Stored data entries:
__________________________________________________
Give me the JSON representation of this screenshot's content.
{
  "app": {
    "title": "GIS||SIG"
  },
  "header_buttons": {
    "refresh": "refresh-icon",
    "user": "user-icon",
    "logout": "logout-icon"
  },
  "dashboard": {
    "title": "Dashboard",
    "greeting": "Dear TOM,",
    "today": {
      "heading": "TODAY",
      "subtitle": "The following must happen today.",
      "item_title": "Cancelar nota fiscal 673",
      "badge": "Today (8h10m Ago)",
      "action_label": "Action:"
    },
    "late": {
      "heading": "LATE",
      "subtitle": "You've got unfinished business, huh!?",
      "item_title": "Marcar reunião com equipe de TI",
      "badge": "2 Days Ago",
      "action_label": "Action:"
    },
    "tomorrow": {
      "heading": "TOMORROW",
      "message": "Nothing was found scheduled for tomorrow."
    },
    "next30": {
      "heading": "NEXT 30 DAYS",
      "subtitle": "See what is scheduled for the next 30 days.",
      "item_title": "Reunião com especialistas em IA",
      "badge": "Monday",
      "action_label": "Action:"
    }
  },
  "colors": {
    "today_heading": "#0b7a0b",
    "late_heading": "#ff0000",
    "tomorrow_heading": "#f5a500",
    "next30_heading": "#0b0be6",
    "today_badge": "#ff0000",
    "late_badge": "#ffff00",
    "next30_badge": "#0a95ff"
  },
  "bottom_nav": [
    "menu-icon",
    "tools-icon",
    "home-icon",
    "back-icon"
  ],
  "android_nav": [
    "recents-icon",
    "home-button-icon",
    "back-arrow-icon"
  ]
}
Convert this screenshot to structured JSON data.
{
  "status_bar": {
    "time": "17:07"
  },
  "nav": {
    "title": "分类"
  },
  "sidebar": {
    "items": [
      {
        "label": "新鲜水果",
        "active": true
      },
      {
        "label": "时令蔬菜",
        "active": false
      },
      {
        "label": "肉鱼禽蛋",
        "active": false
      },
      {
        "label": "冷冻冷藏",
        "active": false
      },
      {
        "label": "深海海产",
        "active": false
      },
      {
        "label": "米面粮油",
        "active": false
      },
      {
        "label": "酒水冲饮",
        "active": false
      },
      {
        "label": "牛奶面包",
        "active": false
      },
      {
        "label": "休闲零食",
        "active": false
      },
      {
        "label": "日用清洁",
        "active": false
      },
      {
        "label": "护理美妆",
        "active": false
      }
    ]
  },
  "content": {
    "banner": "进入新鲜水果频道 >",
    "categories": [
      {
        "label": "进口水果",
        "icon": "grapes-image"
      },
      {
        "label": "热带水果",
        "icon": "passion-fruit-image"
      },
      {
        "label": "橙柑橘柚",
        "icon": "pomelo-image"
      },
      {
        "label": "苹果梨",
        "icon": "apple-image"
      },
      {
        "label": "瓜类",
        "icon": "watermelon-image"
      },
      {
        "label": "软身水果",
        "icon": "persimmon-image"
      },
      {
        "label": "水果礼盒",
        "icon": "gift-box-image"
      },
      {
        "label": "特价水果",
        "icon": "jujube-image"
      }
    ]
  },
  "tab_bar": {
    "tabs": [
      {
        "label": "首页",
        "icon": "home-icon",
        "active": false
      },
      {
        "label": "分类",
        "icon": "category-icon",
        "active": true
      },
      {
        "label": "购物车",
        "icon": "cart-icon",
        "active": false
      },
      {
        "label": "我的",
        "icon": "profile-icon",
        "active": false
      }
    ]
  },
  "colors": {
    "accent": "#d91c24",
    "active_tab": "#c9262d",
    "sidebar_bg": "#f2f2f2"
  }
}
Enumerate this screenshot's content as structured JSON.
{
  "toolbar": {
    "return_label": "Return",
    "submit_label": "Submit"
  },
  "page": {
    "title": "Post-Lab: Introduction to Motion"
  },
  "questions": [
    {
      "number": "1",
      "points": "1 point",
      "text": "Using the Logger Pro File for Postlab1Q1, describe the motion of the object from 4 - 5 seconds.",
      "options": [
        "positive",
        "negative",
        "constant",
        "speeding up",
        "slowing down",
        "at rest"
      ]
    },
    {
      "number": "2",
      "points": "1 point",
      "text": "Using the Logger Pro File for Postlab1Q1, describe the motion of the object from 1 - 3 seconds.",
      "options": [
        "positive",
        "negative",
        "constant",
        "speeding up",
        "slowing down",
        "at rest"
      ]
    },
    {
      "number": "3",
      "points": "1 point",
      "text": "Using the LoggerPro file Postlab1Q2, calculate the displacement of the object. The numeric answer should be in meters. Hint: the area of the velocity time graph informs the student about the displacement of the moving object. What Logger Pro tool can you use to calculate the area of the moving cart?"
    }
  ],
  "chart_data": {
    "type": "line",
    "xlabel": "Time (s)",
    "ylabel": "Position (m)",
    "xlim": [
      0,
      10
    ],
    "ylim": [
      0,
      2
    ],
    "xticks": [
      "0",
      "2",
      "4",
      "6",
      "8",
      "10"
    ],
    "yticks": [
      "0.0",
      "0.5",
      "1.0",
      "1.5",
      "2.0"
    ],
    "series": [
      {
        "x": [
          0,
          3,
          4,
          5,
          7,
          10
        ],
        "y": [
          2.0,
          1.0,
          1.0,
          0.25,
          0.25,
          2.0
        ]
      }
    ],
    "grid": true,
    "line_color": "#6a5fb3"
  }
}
__________________________________________________
_What the exercise asks:_ Write every entry out again exactly.

_Result:_
Give me the JSON representation of this screenshot's content.
{
  "app": {
    "title": "GIS||SIG"
  },
  "header_buttons": {
    "refresh": "refresh-icon",
    "user": "user-icon",
    "logout": "logout-icon"
  },
  "dashboard": {
    "title": "Dashboard",
    "greeting": "Dear TOM,",
    "today": {
      "heading": "TODAY",
      "subtitle": "The following must happen today.",
      "item_title": "Cancelar nota fiscal 673",
      "badge": "Today (8h10m Ago)",
      "action_label": "Action:"
    },
    "late": {
      "heading": "LATE",
      "subtitle": "You've got unfinished business, huh!?",
      "item_title": "Marcar reunião com equipe de TI",
      "badge": "2 Days Ago",
      "action_label": "Action:"
    },
    "tomorrow": {
      "heading": "TOMORROW",
      "message": "Nothing was found scheduled for tomorrow."
    },
    "next30": {
      "heading": "NEXT 30 DAYS",
      "subtitle": "See what is scheduled for the next 30 days.",
      "item_title": "Reunião com especialistas em IA",
      "badge": "Monday",
      "action_label": "Action:"
    }
  },
  "colors": {
    "today_heading": "#0b7a0b",
    "late_heading": "#ff0000",
    "tomorrow_heading": "#f5a500",
    "next30_heading": "#0b0be6",
    "today_badge": "#ff0000",
    "late_badge": "#ffff00",
    "next30_badge": "#0a95ff"
  },
  "bottom_nav": [
    "menu-icon",
    "tools-icon",
    "home-icon",
    "back-icon"
  ],
  "android_nav": [
    "recents-icon",
    "home-button-icon",
    "back-arrow-icon"
  ]
}
Convert this screenshot to structured JSON data.
{
  "status_bar": {
    "time": "17:07"
  },
  "nav": {
    "title": "分类"
  },
  "sidebar": {
    "items": [
      {
        "label": "新鲜水果",
        "active": true
      },
      {
        "label": "时令蔬菜",
        "active": false
      },
      {
        "label": "肉鱼禽蛋",
        "active": false
      },
      {
        "label": "冷冻冷藏",
        "active": false
      },
      {
        "label": "深海海产",
        "active": false
      },
      {
        "label": "米面粮油",
        "active": false
      },
      {
        "label": "酒水冲饮",
        "active": false
      },
      {
        "label": "牛奶面包",
        "active": false
      },
      {
        "label": "休闲零食",
        "active": false
      },
      {
        "label": "日用清洁",
        "active": false
      },
      {
        "label": "护理美妆",
        "active": false
      }
    ]
  },
  "content": {
    "banner": "进入新鲜水果频道 >",
    "categories": [
      {
        "label": "进口水果",
        "icon": "grapes-image"
      },
      {
        "label": "热带水果",
        "icon": "passion-fruit-image"
      },
      {
        "label": "橙柑橘柚",
        "icon": "pomelo-image"
      },
      {
        "label": "苹果梨",
        "icon": "apple-image"
      },
      {
        "label": "瓜类",
        "icon": "watermelon-image"
      },
      {
        "label": "软身水果",
        "icon": "persimmon-image"
      },
      {
        "label": "水果礼盒",
        "icon": "gift-box-image"
      },
      {
        "label": "特价水果",
        "icon": "jujube-image"
      }
    ]
  },
  "tab_bar": {
    "tabs": [
      {
        "label": "首页",
        "icon": "home-icon",
        "active": false
      },
      {
        "label": "分类",
        "icon": "category-icon",
        "active": true
      },
      {
        "label": "购物车",
        "icon": "cart-icon",
        "active": false
      },
      {
        "label": "我的",
        "icon": "profile-icon",
        "active": false
      }
    ]
  },
  "colors": {
    "accent": "#d91c24",
    "active_tab": "#c9262d",
    "sidebar_bg": "#f2f2f2"
  }
}
Enumerate this screenshot's content as structured JSON.
{
  "toolbar": {
    "return_label": "Return",
    "submit_label": "Submit"
  },
  "page": {
    "title": "Post-Lab: Introduction to Motion"
  },
  "questions": [
    {
      "number": "1",
      "points": "1 point",
      "text": "Using the Logger Pro File for Postlab1Q1, describe the motion of the object from 4 - 5 seconds.",
      "options": [
        "positive",
        "negative",
        "constant",
        "speeding up",
        "slowing down",
        "at rest"
      ]
    },
    {
      "number": "2",
      "points": "1 point",
      "text": "Using the Logger Pro File for Postlab1Q1, describe the motion of the object from 1 - 3 seconds.",
      "options": [
        "positive",
        "negative",
        "constant",
        "speeding up",
        "slowing down",
        "at rest"
      ]
    },
    {
      "number": "3",
      "points": "1 point",
      "text": "Using the LoggerPro file Postlab1Q2, calculate the displacement of the object. The numeric answer should be in meters. Hint: the area of the velocity time graph informs the student about the displacement of the moving object. What Logger Pro tool can you use to calculate the area of the moving cart?"
    }
  ],
  "chart_data": {
    "type": "line",
    "xlabel": "Time (s)",
    "ylabel": "Position (m)",
    "xlim": [
      0,
      10
    ],
    "ylim": [
      0,
      2
    ],
    "xticks": [
      "0",
      "2",
      "4",
      "6",
      "8",
      "10"
    ],
    "yticks": [
      "0.0",
      "0.5",
      "1.0",
      "1.5",
      "2.0"
    ],
    "series": [
      {
        "x": [
          0,
          3,
          4,
          5,
          7,
          10
        ],
        "y": [
          2.0,
          1.0,
          1.0,
          0.25,
          0.25,
          2.0
        ]
      }
    ],
    "grid": true,
    "line_color": "#6a5fb3"
  }
}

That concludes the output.